[Start of Dataset excerpts]

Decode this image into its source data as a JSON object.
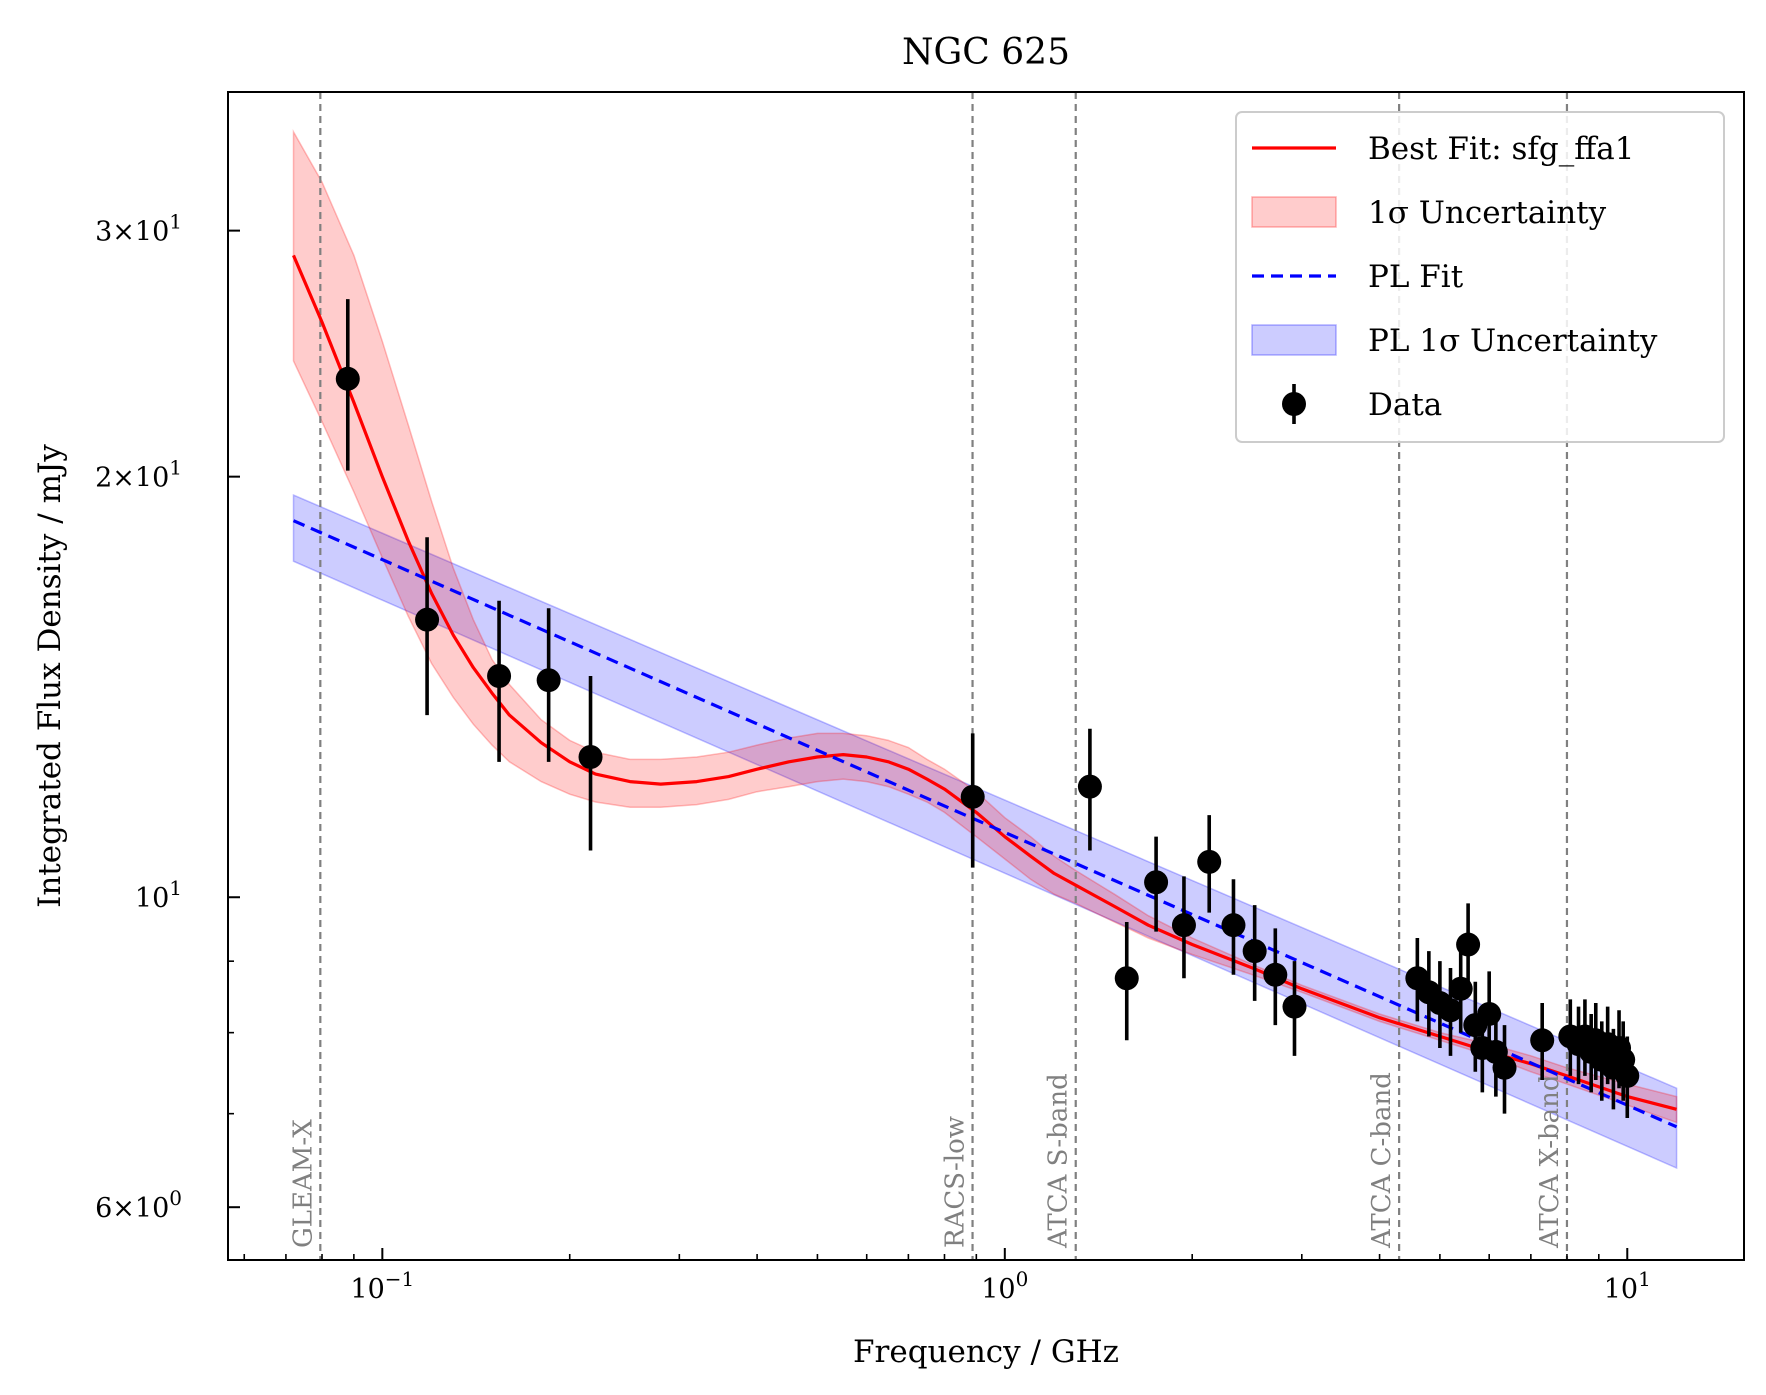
{
  "chart_data": {
    "type": "scatter",
    "title": "NGC 625",
    "xlabel": "Frequency / GHz",
    "ylabel": "Integrated Flux Density / mJy",
    "xscale": "log",
    "yscale": "log",
    "xlim": [
      0.0565,
      15.4
    ],
    "ylim": [
      5.5,
      37.7
    ],
    "x_ticks": [
      {
        "value": 0.1,
        "base": "10",
        "exp": "−1"
      },
      {
        "value": 1,
        "base": "10",
        "exp": "0"
      },
      {
        "value": 10,
        "base": "10",
        "exp": "1"
      }
    ],
    "y_ticks": [
      {
        "value": 6,
        "mant": "6",
        "base": "10",
        "exp": "0"
      },
      {
        "value": 10,
        "mant": "",
        "base": "10",
        "exp": "1"
      },
      {
        "value": 20,
        "mant": "2",
        "base": "10",
        "exp": "1"
      },
      {
        "value": 30,
        "mant": "3",
        "base": "10",
        "exp": "1"
      }
    ],
    "legend": {
      "position": "top-right",
      "entries": [
        {
          "key": "best_fit",
          "label": "Best Fit: sfg_ffa1"
        },
        {
          "key": "best_band",
          "label": "1σ Uncertainty"
        },
        {
          "key": "pl_fit",
          "label": "PL Fit"
        },
        {
          "key": "pl_band",
          "label": "PL 1σ Uncertainty"
        },
        {
          "key": "data",
          "label": "Data"
        }
      ]
    },
    "vlines": [
      {
        "x": 0.0795,
        "label": "GLEAM-X"
      },
      {
        "x": 0.8875,
        "label": "RACS-low"
      },
      {
        "x": 1.3,
        "label": "ATCA S-band"
      },
      {
        "x": 4.3,
        "label": "ATCA C-band"
      },
      {
        "x": 8.0,
        "label": "ATCA X-band"
      }
    ],
    "colors": {
      "best_fit": "#ff0000",
      "best_band": "#ff0000",
      "pl_fit": "#0000ff",
      "pl_band": "#0000ff",
      "data": "#000000",
      "vline": "#808080"
    },
    "series": [
      {
        "name": "Data",
        "points": [
          {
            "x": 0.088,
            "y": 23.5,
            "err": 3.3
          },
          {
            "x": 0.118,
            "y": 15.8,
            "err": 2.3
          },
          {
            "x": 0.154,
            "y": 14.4,
            "err": 1.9
          },
          {
            "x": 0.185,
            "y": 14.3,
            "err": 1.8
          },
          {
            "x": 0.216,
            "y": 12.6,
            "err": 1.8
          },
          {
            "x": 0.888,
            "y": 11.8,
            "err": 1.3
          },
          {
            "x": 1.37,
            "y": 12.0,
            "err": 1.2
          },
          {
            "x": 1.57,
            "y": 8.75,
            "err": 0.85
          },
          {
            "x": 1.75,
            "y": 10.25,
            "err": 0.8
          },
          {
            "x": 1.94,
            "y": 9.55,
            "err": 0.8
          },
          {
            "x": 2.13,
            "y": 10.6,
            "err": 0.85
          },
          {
            "x": 2.33,
            "y": 9.55,
            "err": 0.75
          },
          {
            "x": 2.52,
            "y": 9.15,
            "err": 0.72
          },
          {
            "x": 2.72,
            "y": 8.8,
            "err": 0.7
          },
          {
            "x": 2.92,
            "y": 8.35,
            "err": 0.65
          },
          {
            "x": 4.6,
            "y": 8.75,
            "err": 0.6
          },
          {
            "x": 4.8,
            "y": 8.55,
            "err": 0.6
          },
          {
            "x": 5.0,
            "y": 8.4,
            "err": 0.6
          },
          {
            "x": 5.2,
            "y": 8.3,
            "err": 0.6
          },
          {
            "x": 5.4,
            "y": 8.6,
            "err": 0.6
          },
          {
            "x": 5.55,
            "y": 9.25,
            "err": 0.65
          },
          {
            "x": 5.7,
            "y": 8.1,
            "err": 0.6
          },
          {
            "x": 5.85,
            "y": 7.8,
            "err": 0.55
          },
          {
            "x": 6.0,
            "y": 8.25,
            "err": 0.6
          },
          {
            "x": 6.15,
            "y": 7.75,
            "err": 0.55
          },
          {
            "x": 6.35,
            "y": 7.55,
            "err": 0.55
          },
          {
            "x": 7.3,
            "y": 7.9,
            "err": 0.5
          },
          {
            "x": 8.1,
            "y": 7.95,
            "err": 0.5
          },
          {
            "x": 8.35,
            "y": 7.85,
            "err": 0.5
          },
          {
            "x": 8.55,
            "y": 7.95,
            "err": 0.5
          },
          {
            "x": 8.75,
            "y": 7.75,
            "err": 0.5
          },
          {
            "x": 8.9,
            "y": 7.9,
            "err": 0.5
          },
          {
            "x": 9.1,
            "y": 7.65,
            "err": 0.5
          },
          {
            "x": 9.3,
            "y": 7.85,
            "err": 0.5
          },
          {
            "x": 9.5,
            "y": 7.55,
            "err": 0.5
          },
          {
            "x": 9.7,
            "y": 7.8,
            "err": 0.5
          },
          {
            "x": 9.85,
            "y": 7.65,
            "err": 0.5
          },
          {
            "x": 10.0,
            "y": 7.45,
            "err": 0.5
          }
        ]
      },
      {
        "name": "Best Fit: sfg_ffa1",
        "x": [
          0.072,
          0.08,
          0.09,
          0.1,
          0.11,
          0.12,
          0.13,
          0.14,
          0.15,
          0.16,
          0.18,
          0.2,
          0.22,
          0.25,
          0.28,
          0.32,
          0.36,
          0.4,
          0.45,
          0.5,
          0.55,
          0.6,
          0.65,
          0.7,
          0.75,
          0.8,
          0.9,
          1.0,
          1.1,
          1.2,
          1.3,
          1.5,
          1.7,
          2.0,
          2.5,
          3.0,
          4.0,
          5.0,
          6.0,
          7.0,
          8.0,
          10.0,
          12.0
        ],
        "y": [
          28.8,
          25.8,
          22.6,
          20.0,
          18.0,
          16.5,
          15.4,
          14.6,
          14.0,
          13.5,
          12.9,
          12.5,
          12.25,
          12.1,
          12.05,
          12.1,
          12.2,
          12.35,
          12.5,
          12.6,
          12.65,
          12.6,
          12.5,
          12.35,
          12.15,
          11.95,
          11.5,
          11.05,
          10.7,
          10.4,
          10.2,
          9.85,
          9.55,
          9.25,
          8.9,
          8.6,
          8.2,
          7.95,
          7.75,
          7.6,
          7.45,
          7.2,
          7.05
        ]
      },
      {
        "name": "1σ Uncertainty",
        "x": [
          0.072,
          0.08,
          0.09,
          0.1,
          0.11,
          0.12,
          0.13,
          0.14,
          0.15,
          0.16,
          0.18,
          0.2,
          0.22,
          0.25,
          0.28,
          0.32,
          0.36,
          0.4,
          0.45,
          0.5,
          0.55,
          0.6,
          0.65,
          0.7,
          0.75,
          0.8,
          0.9,
          1.0,
          1.1,
          1.2,
          1.3,
          1.5,
          1.7,
          2.0,
          2.5,
          3.0,
          4.0,
          5.0,
          6.0,
          7.0,
          8.0,
          10.0,
          12.0
        ],
        "upper": [
          35.3,
          32.5,
          28.8,
          25.0,
          21.8,
          19.2,
          17.2,
          15.8,
          14.8,
          14.2,
          13.4,
          12.95,
          12.7,
          12.55,
          12.55,
          12.6,
          12.7,
          12.85,
          13.0,
          13.1,
          13.1,
          13.05,
          12.95,
          12.8,
          12.55,
          12.35,
          11.9,
          11.4,
          11.05,
          10.7,
          10.45,
          10.05,
          9.7,
          9.35,
          8.95,
          8.65,
          8.25,
          8.0,
          7.85,
          7.7,
          7.55,
          7.35,
          7.2
        ],
        "lower": [
          24.2,
          21.9,
          19.5,
          17.5,
          15.9,
          14.7,
          13.9,
          13.3,
          12.85,
          12.5,
          12.1,
          11.85,
          11.7,
          11.6,
          11.6,
          11.65,
          11.75,
          11.9,
          12.0,
          12.1,
          12.15,
          12.1,
          12.0,
          11.85,
          11.7,
          11.5,
          11.05,
          10.65,
          10.3,
          10.05,
          9.9,
          9.6,
          9.35,
          9.1,
          8.8,
          8.55,
          8.15,
          7.9,
          7.7,
          7.5,
          7.35,
          7.1,
          6.9
        ]
      },
      {
        "name": "PL Fit",
        "x": [
          0.072,
          12.0
        ],
        "y": [
          18.6,
          6.85
        ]
      },
      {
        "name": "PL 1σ Uncertainty",
        "x": [
          0.072,
          12.0
        ],
        "upper": [
          19.4,
          7.3
        ],
        "lower": [
          17.4,
          6.4
        ]
      }
    ]
  }
}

[End of Dataset excerpts]

*Requirement*.
Pull out and copy each line containing the string "Uncertainty".

*Result*.
          "label": "1σ Uncertainty"
          "label": "PL 1σ Uncertainty"
        "name": "1σ Uncertainty",
        "name": "PL 1σ Uncertainty",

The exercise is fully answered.